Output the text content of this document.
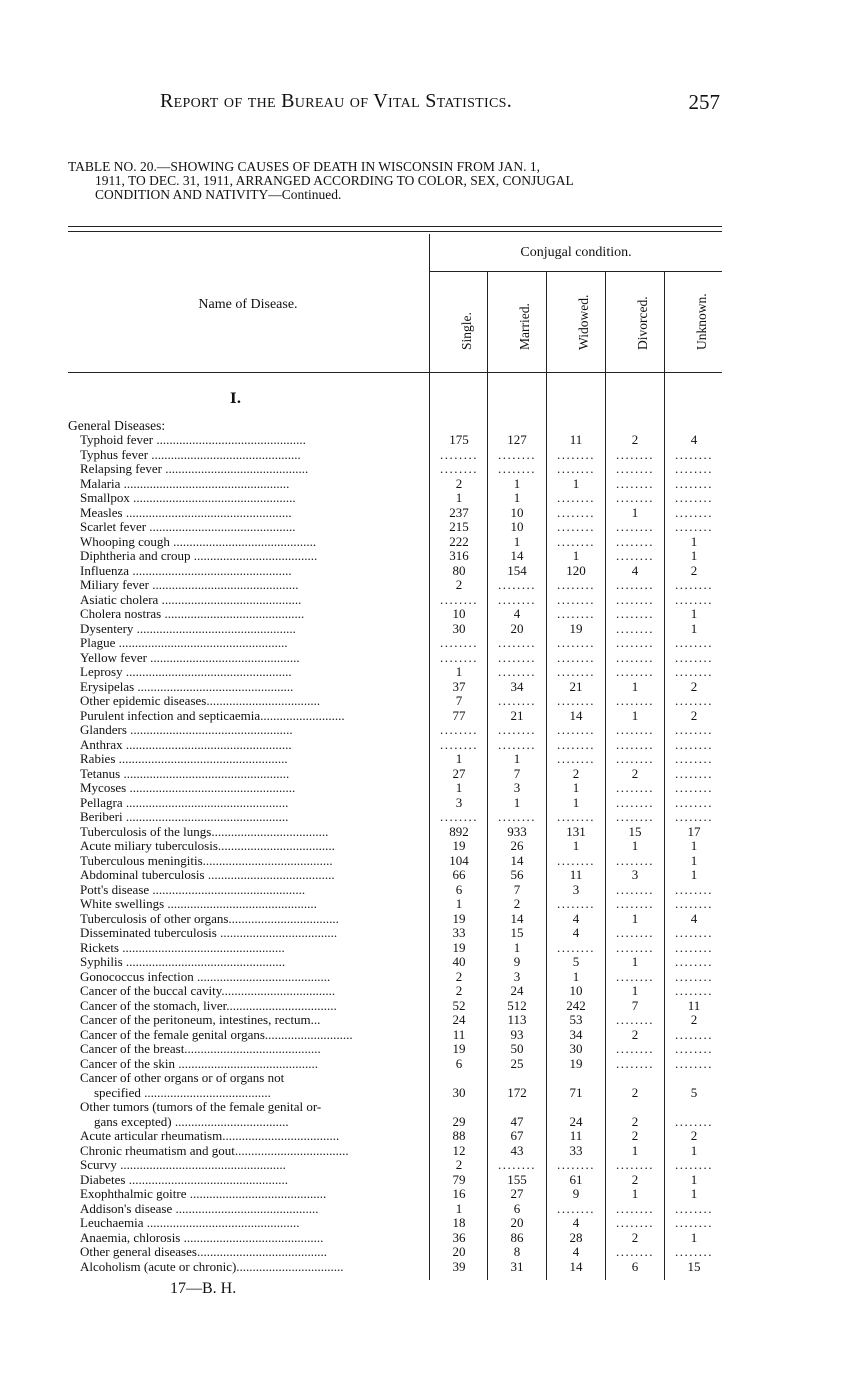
Report of the Bureau of Vital Statistics.	257
TABLE NO. 20.—SHOWING CAUSES OF DEATH IN WISCONSIN FROM JAN. 1,
1911, TO DEC. 31, 1911, ARRANGED ACCORDING TO COLOR, SEX, CONJUGAL
CONDITION AND NATIVITY—Continued.
Name of Disease.
Conjugal condition.
Single.	Married.	Widowed.	Divorced.	Unknown.
I.
General Diseases:
Typhoid fever ..............................................	175	127	11	2	4
Typhus fever ..............................................	........	........	........	........	........
Relapsing fever ............................................	........	........	........	........	........
Malaria ...................................................	2	1	1	........	........
Smallpox ..................................................	1	1	........	........	........
Measles ...................................................	237	10	........	1	........
Scarlet fever .............................................	215	10	........	........	........
Whooping cough ............................................	222	1	........	........	1
Diphtheria and croup ......................................	316	14	1	........	1
Influenza .................................................	80	154	120	4	2
Miliary fever .............................................	2	........	........	........	........
Asiatic cholera ...........................................	........	........	........	........	........
Cholera nostras ...........................................	10	4	........	........	1
Dysentery .................................................	30	20	19	........	1
Plague ....................................................	........	........	........	........	........
Yellow fever ..............................................	........	........	........	........	........
Leprosy ...................................................	1	........	........	........	........
Erysipelas ................................................	37	34	21	1	2
Other epidemic diseases...................................	7	........	........	........	........
Purulent infection and septicaemia..........................	77	21	14	1	2
Glanders ..................................................	........	........	........	........	........
Anthrax ...................................................	........	........	........	........	........
Rabies ....................................................	1	1	........	........	........
Tetanus ...................................................	27	7	2	2	........
Mycoses ...................................................	1	3	1	........	........
Pellagra ..................................................	3	1	1	........	........
Beriberi ..................................................	........	........	........	........	........
Tuberculosis of the lungs....................................	892	933	131	15	17
Acute miliary tuberculosis....................................	19	26	1	1	1
Tuberculous meningitis........................................	104	14	........	........	1
Abdominal tuberculosis .......................................	66	56	11	3	1
Pott's disease ...............................................	6	7	3	........	........
White swellings ..............................................	1	2	........	........	........
Tuberculosis of other organs..................................	19	14	4	1	4
Disseminated tuberculosis ....................................	33	15	4	........	........
Rickets ..................................................	19	1	........	........	........
Syphilis .................................................	40	9	5	1	........
Gonococcus infection .........................................	2	3	1	........	........
Cancer of the buccal cavity...................................	2	24	10	1	........
Cancer of the stomach, liver..................................	52	512	242	7	11
Cancer of the peritoneum, intestines, rectum...	24	113	53	........	2
Cancer of the female genital organs...........................	11	93	34	2	........
Cancer of the breast..........................................	19	50	30	........	........
Cancer of the skin ...........................................	6	25	19	........	........
Cancer of other organs or of organs not
specified .......................................	30	172	71	2	5
Other tumors (tumors of the female genital or-
gans excepted) ...................................	29	47	24	2	........
Acute articular rheumatism....................................	88	67	11	2	2
Chronic rheumatism and gout...................................	12	43	33	1	1
Scurvy ...................................................	2	........	........	........	........
Diabetes .................................................	79	155	61	2	1
Exophthalmic goitre ..........................................	16	27	9	1	1
Addison's disease ............................................	1	6	........	........	........
Leuchaemia ...............................................	18	20	4	........	........
Anaemia, chlorosis ...........................................	36	86	28	2	1
Other general diseases........................................	20	8	4	........	........
Alcoholism (acute or chronic).................................	39	31	14	6	15
17—B. H.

- [Assigned task]
Copy every line of the records exactly as it is written, but not the pictures.

- [Task solution]
Output the text content of this document.
Report of the Bureau of Vital Statistics.	257
TABLE NO. 20.—SHOWING CAUSES OF DEATH IN WISCONSIN FROM JAN. 1,
1911, TO DEC. 31, 1911, ARRANGED ACCORDING TO COLOR, SEX, CONJUGAL
CONDITION AND NATIVITY—Continued.
Name of Disease.
Conjugal condition.
Single.	Married.	Widowed.	Divorced.	Unknown.
I.
General Diseases:
Typhoid fever ..............................................	175	127	11	2	4
Typhus fever ..............................................	........	........	........	........	........
Relapsing fever ............................................	........	........	........	........	........
Malaria ...................................................	2	1	1	........	........
Smallpox ..................................................	1	1	........	........	........
Measles ...................................................	237	10	........	1	........
Scarlet fever .............................................	215	10	........	........	........
Whooping cough ............................................	222	1	........	........	1
Diphtheria and croup ......................................	316	14	1	........	1
Influenza .................................................	80	154	120	4	2
Miliary fever .............................................	2	........	........	........	........
Asiatic cholera ...........................................	........	........	........	........	........
Cholera nostras ...........................................	10	4	........	........	1
Dysentery .................................................	30	20	19	........	1
Plague ....................................................	........	........	........	........	........
Yellow fever ..............................................	........	........	........	........	........
Leprosy ...................................................	1	........	........	........	........
Erysipelas ................................................	37	34	21	1	2
Other epidemic diseases...................................	7	........	........	........	........
Purulent infection and septicaemia..........................	77	21	14	1	2
Glanders ..................................................	........	........	........	........	........
Anthrax ...................................................	........	........	........	........	........
Rabies ....................................................	1	1	........	........	........
Tetanus ...................................................	27	7	2	2	........
Mycoses ...................................................	1	3	1	........	........
Pellagra ..................................................	3	1	1	........	........
Beriberi ..................................................	........	........	........	........	........
Tuberculosis of the lungs....................................	892	933	131	15	17
Acute miliary tuberculosis....................................	19	26	1	1	1
Tuberculous meningitis........................................	104	14	........	........	1
Abdominal tuberculosis .......................................	66	56	11	3	1
Pott's disease ...............................................	6	7	3	........	........
White swellings ..............................................	1	2	........	........	........
Tuberculosis of other organs..................................	19	14	4	1	4
Disseminated tuberculosis ....................................	33	15	4	........	........
Rickets ..................................................	19	1	........	........	........
Syphilis .................................................	40	9	5	1	........
Gonococcus infection .........................................	2	3	1	........	........
Cancer of the buccal cavity...................................	2	24	10	1	........
Cancer of the stomach, liver..................................	52	512	242	7	11
Cancer of the peritoneum, intestines, rectum...	24	113	53	........	2
Cancer of the female genital organs...........................	11	93	34	2	........
Cancer of the breast..........................................	19	50	30	........	........
Cancer of the skin ...........................................	6	25	19	........	........
Cancer of other organs or of organs not
specified .......................................	30	172	71	2	5
Other tumors (tumors of the female genital or-
gans excepted) ...................................	29	47	24	2	........
Acute articular rheumatism....................................	88	67	11	2	2
Chronic rheumatism and gout...................................	12	43	33	1	1
Scurvy ...................................................	2	........	........	........	........
Diabetes .................................................	79	155	61	2	1
Exophthalmic goitre ..........................................	16	27	9	1	1
Addison's disease ............................................	1	6	........	........	........
Leuchaemia ...............................................	18	20	4	........	........
Anaemia, chlorosis ...........................................	36	86	28	2	1
Other general diseases........................................	20	8	4	........	........
Alcoholism (acute or chronic).................................	39	31	14	6	15
17—B. H.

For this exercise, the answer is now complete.